:: The problem ::
Write out the data again exactly, skipping every picture.

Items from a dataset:

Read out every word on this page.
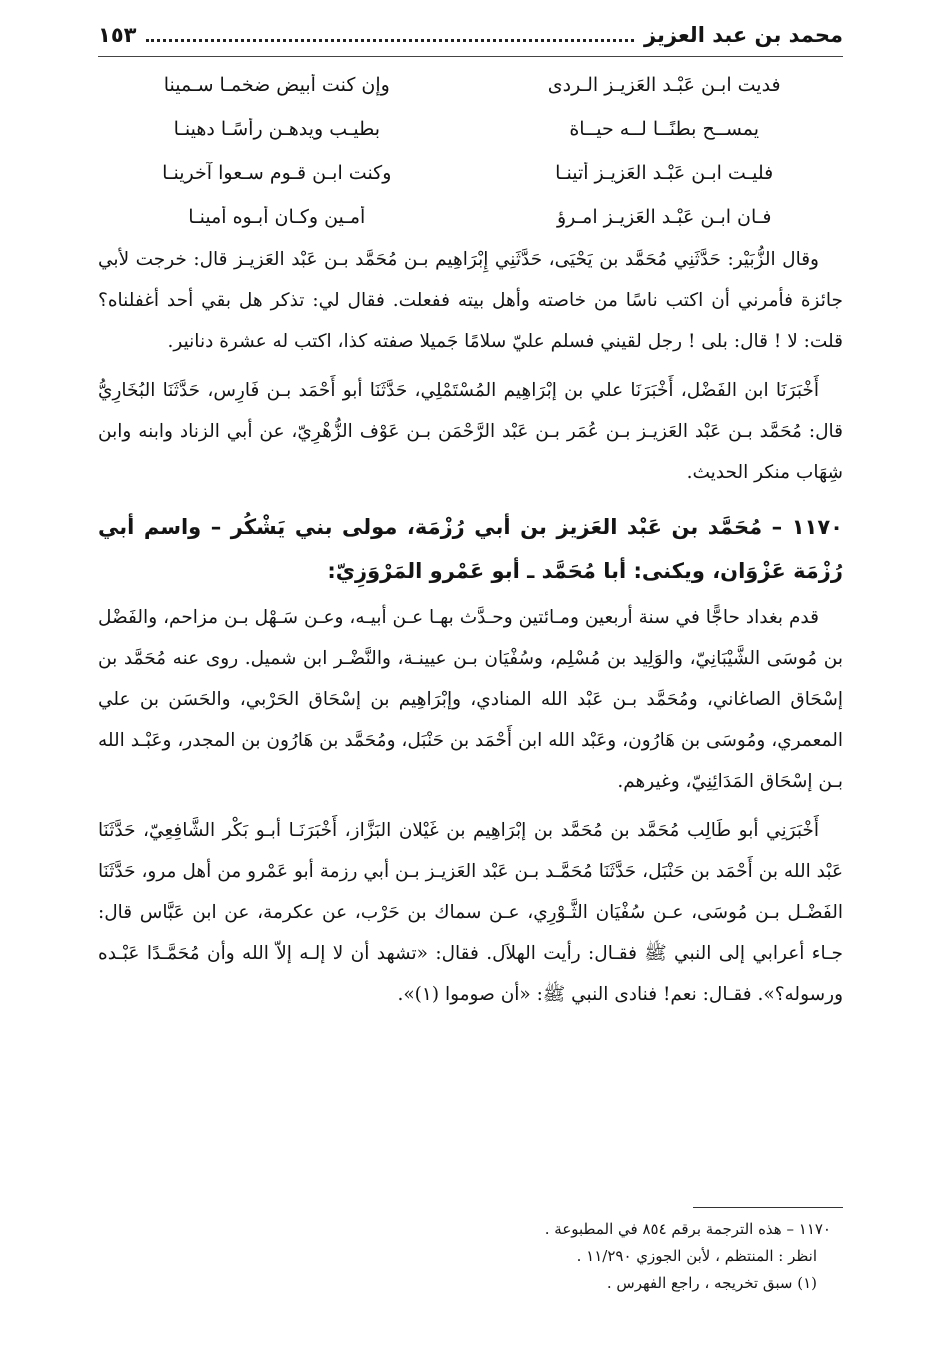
محمد بن عبد العزيز
١٥٣
فديت ابـن عَبْـد العَزيـز الـردى
وإن كنت أبيض ضخمـا سـمينا
يمســح بطنًــا لــه حيــاة
بطيـب ويدهـن رأسًـا دهينـا
فليـت ابـن عَبْـد العَزيـز أتينـا
وكنت ابـن قـوم سـعوا آخرينـا
فـان ابـن عَبْـد العَزيـز امـرؤ
أمـين وكـان أبـوه أمينـا

وقال الزُّبَيْر: حَدَّثَنِي مُحَمَّد بن يَحْيَى، حَدَّثَنِي إِبْرَاهِيم بـن مُحَمَّد بـن عَبْد العَزيـز قال: خرجت لأبي جائزة فأمرني أن اكتب ناسًا من خاصته وأهل بيته ففعلت. فقال لي: تذكر هل بقي أحد أغفلناه؟ قلت: لا ! قال: بلى ! رجل لقيني فسلم عليّ سلامًا جَميلا صفته كذا، اكتب له عشرة دنانير.

أَخْبَرَنَا ابن الفَضْل، أَخْبَرَنَا علي بن إبْرَاهِيم المُسْتَمْلِي، حَدَّثَنَا أبو أَحْمَد بـن فَارِس، حَدَّثَنَا البُخَارِيُّ قال: مُحَمَّد بـن عَبْد العَزيـز بـن عُمَر بـن عَبْد الرَّحْمَن بـن عَوْف الزُّهْرِيّ، عن أبي الزناد وابنه وابن شِهَاب منكر الحديث.

١١٧٠ – مُحَمَّد بن عَبْد العَزيز بن أبي رُزْمَة، مولى بني يَشْكُر – واسم أبي رُزْمَة عَزْوَان، ويكنى: أبا مُحَمَّد ـ أبو عَمْرو المَرْوَزِيّ:

قدم بغداد حاجًّا في سنة أربعين ومـائتين وحـدَّث بهـا عـن أبيـه، وعـن سَـهْل بـن مزاحم، والفَضْل بن مُوسَى الشَّيْبَانِيّ، والوَلِيد بن مُسْلِم، وسُفْيَان بـن عيينـة، والنَّضْـر ابن شميل. روى عنه مُحَمَّد بن إسْحَاق الصاغاني، ومُحَمَّد بـن عَبْد الله المنادي، وإبْرَاهِيم بن إسْحَاق الحَرْبي، والحَسَن بن علي المعمري، ومُوسَى بن هَارُون، وعَبْد الله ابن أَحْمَد بن حَنْبَل، ومُحَمَّد بن هَارُون بن المجدر، وعَبْـد الله بـن إسْحَاق المَدَائِنِيّ، وغيرهم.

أَخْبَرَنِي أبو طَالِب مُحَمَّد بن مُحَمَّد بن إبْرَاهِيم بن غَيْلان البَزَّاز، أَخْبَرَنَـا أبـو بَكْر الشَّافِعِيّ، حَدَّثَنَا عَبْد الله بن أَحْمَد بن حَنْبَل، حَدَّثَنَا مُحَمَّـد بـن عَبْد العَزيـز بـن أبي رزمة أبو عَمْرو من أهل مرو، حَدَّثَنَا الفَضْـل بـن مُوسَى، عـن سُفْيَان الثَّـوْرِي، عـن سماك بن حَرْب، عن عكرمة، عن ابن عَبَّاس قال: جـاء أعرابي إلى النبي ﷺ فقـال: رأيت الهلاَل. فقال: «تشهد أن لا إلـه إلاّ الله وأن مُحَمَّـدًا عَبْـده ورسوله؟». فقـال: نعم! فنادى النبي ﷺ: «أن صوموا (١)».

١١٧٠ – هذه الترجمة برقم ٨٥٤ في المطبوعة .
انظر : المنتظم ، لأبن الجوزي ١١/٢٩٠ .
(١) سبق تخريجه ، راجع الفهرس .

:: Solution ::
Read out every word on this page.
محمد بن عبد العزيز
١٥٣
فديت ابـن عَبْـد العَزيـز الـردى
وإن كنت أبيض ضخمـا سـمينا
يمســح بطنًــا لــه حيــاة
بطيـب ويدهـن رأسًـا دهينـا
فليـت ابـن عَبْـد العَزيـز أتينـا
وكنت ابـن قـوم سـعوا آخرينـا
فـان ابـن عَبْـد العَزيـز امـرؤ
أمـين وكـان أبـوه أمينـا

وقال الزُّبَيْر: حَدَّثَنِي مُحَمَّد بن يَحْيَى، حَدَّثَنِي إِبْرَاهِيم بـن مُحَمَّد بـن عَبْد العَزيـز قال: خرجت لأبي جائزة فأمرني أن اكتب ناسًا من خاصته وأهل بيته ففعلت. فقال لي: تذكر هل بقي أحد أغفلناه؟ قلت: لا ! قال: بلى ! رجل لقيني فسلم عليّ سلامًا جَميلا صفته كذا، اكتب له عشرة دنانير.

أَخْبَرَنَا ابن الفَضْل، أَخْبَرَنَا علي بن إبْرَاهِيم المُسْتَمْلِي، حَدَّثَنَا أبو أَحْمَد بـن فَارِس، حَدَّثَنَا البُخَارِيُّ قال: مُحَمَّد بـن عَبْد العَزيـز بـن عُمَر بـن عَبْد الرَّحْمَن بـن عَوْف الزُّهْرِيّ، عن أبي الزناد وابنه وابن شِهَاب منكر الحديث.

١١٧٠ – مُحَمَّد بن عَبْد العَزيز بن أبي رُزْمَة، مولى بني يَشْكُر – واسم أبي رُزْمَة عَزْوَان، ويكنى: أبا مُحَمَّد ـ أبو عَمْرو المَرْوَزِيّ:

قدم بغداد حاجًّا في سنة أربعين ومـائتين وحـدَّث بهـا عـن أبيـه، وعـن سَـهْل بـن مزاحم، والفَضْل بن مُوسَى الشَّيْبَانِيّ، والوَلِيد بن مُسْلِم، وسُفْيَان بـن عيينـة، والنَّضْـر ابن شميل. روى عنه مُحَمَّد بن إسْحَاق الصاغاني، ومُحَمَّد بـن عَبْد الله المنادي، وإبْرَاهِيم بن إسْحَاق الحَرْبي، والحَسَن بن علي المعمري، ومُوسَى بن هَارُون، وعَبْد الله ابن أَحْمَد بن حَنْبَل، ومُحَمَّد بن هَارُون بن المجدر، وعَبْـد الله بـن إسْحَاق المَدَائِنِيّ، وغيرهم.

أَخْبَرَنِي أبو طَالِب مُحَمَّد بن مُحَمَّد بن إبْرَاهِيم بن غَيْلان البَزَّاز، أَخْبَرَنَـا أبـو بَكْر الشَّافِعِيّ، حَدَّثَنَا عَبْد الله بن أَحْمَد بن حَنْبَل، حَدَّثَنَا مُحَمَّـد بـن عَبْد العَزيـز بـن أبي رزمة أبو عَمْرو من أهل مرو، حَدَّثَنَا الفَضْـل بـن مُوسَى، عـن سُفْيَان الثَّـوْرِي، عـن سماك بن حَرْب، عن عكرمة، عن ابن عَبَّاس قال: جـاء أعرابي إلى النبي ﷺ فقـال: رأيت الهلاَل. فقال: «تشهد أن لا إلـه إلاّ الله وأن مُحَمَّـدًا عَبْـده ورسوله؟». فقـال: نعم! فنادى النبي ﷺ: «أن صوموا (١)».

١١٧٠ – هذه الترجمة برقم ٨٥٤ في المطبوعة .
انظر : المنتظم ، لأبن الجوزي ١١/٢٩٠ .
(١) سبق تخريجه ، راجع الفهرس .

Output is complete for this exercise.